(CHALLENGE): Reproduce the records below in their entirety, character for character.

(RECORDS PROVIDED):
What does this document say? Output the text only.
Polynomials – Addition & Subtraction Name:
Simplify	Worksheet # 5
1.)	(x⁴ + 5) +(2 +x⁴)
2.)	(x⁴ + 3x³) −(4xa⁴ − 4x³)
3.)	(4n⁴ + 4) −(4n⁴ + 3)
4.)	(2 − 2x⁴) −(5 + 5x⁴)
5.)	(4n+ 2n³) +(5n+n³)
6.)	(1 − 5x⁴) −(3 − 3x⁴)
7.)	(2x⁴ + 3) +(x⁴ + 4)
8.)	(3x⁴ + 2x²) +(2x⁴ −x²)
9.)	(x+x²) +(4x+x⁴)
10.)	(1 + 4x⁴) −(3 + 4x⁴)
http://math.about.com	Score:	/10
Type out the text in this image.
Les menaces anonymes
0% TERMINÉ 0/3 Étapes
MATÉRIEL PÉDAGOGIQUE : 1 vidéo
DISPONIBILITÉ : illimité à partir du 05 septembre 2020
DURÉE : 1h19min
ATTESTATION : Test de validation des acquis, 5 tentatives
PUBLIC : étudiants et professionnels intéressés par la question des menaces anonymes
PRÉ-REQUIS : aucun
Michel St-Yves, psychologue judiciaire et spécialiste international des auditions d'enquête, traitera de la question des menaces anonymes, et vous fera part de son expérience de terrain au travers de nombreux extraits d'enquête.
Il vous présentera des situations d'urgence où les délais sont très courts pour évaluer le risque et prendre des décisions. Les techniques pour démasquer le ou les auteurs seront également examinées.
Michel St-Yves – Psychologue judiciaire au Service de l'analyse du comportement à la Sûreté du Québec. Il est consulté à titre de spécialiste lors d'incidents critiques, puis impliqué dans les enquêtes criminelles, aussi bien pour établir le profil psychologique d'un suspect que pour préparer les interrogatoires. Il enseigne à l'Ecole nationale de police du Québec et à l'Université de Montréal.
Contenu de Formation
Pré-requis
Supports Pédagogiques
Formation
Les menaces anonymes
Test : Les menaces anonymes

(SOLUTION TO THE EXERCISE):
What does this document say? Output the text only.
Polynomials – Addition & Subtraction Name:
Simplify	Worksheet # 5
1.)	(x⁴ + 5) +(2 +x⁴)
2.)	(x⁴ + 3x³) −(4xa⁴ − 4x³)
3.)	(4n⁴ + 4) −(4n⁴ + 3)
4.)	(2 − 2x⁴) −(5 + 5x⁴)
5.)	(4n+ 2n³) +(5n+n³)
6.)	(1 − 5x⁴) −(3 − 3x⁴)
7.)	(2x⁴ + 3) +(x⁴ + 4)
8.)	(3x⁴ + 2x²) +(2x⁴ −x²)
9.)	(x+x²) +(4x+x⁴)
10.)	(1 + 4x⁴) −(3 + 4x⁴)
http://math.about.com	Score:	/10
Type out the text in this image.
Les menaces anonymes
0% TERMINÉ 0/3 Étapes
MATÉRIEL PÉDAGOGIQUE : 1 vidéo
DISPONIBILITÉ : illimité à partir du 05 septembre 2020
DURÉE : 1h19min
ATTESTATION : Test de validation des acquis, 5 tentatives
PUBLIC : étudiants et professionnels intéressés par la question des menaces anonymes
PRÉ-REQUIS : aucun
Michel St-Yves, psychologue judiciaire et spécialiste international des auditions d'enquête, traitera de la question des menaces anonymes, et vous fera part de son expérience de terrain au travers de nombreux extraits d'enquête.
Il vous présentera des situations d'urgence où les délais sont très courts pour évaluer le risque et prendre des décisions. Les techniques pour démasquer le ou les auteurs seront également examinées.
Michel St-Yves – Psychologue judiciaire au Service de l'analyse du comportement à la Sûreté du Québec. Il est consulté à titre de spécialiste lors d'incidents critiques, puis impliqué dans les enquêtes criminelles, aussi bien pour établir le profil psychologique d'un suspect que pour préparer les interrogatoires. Il enseigne à l'Ecole nationale de police du Québec et à l'Université de Montréal.
Contenu de Formation
Pré-requis
Supports Pédagogiques
Formation
Les menaces anonymes
Test : Les menaces anonymes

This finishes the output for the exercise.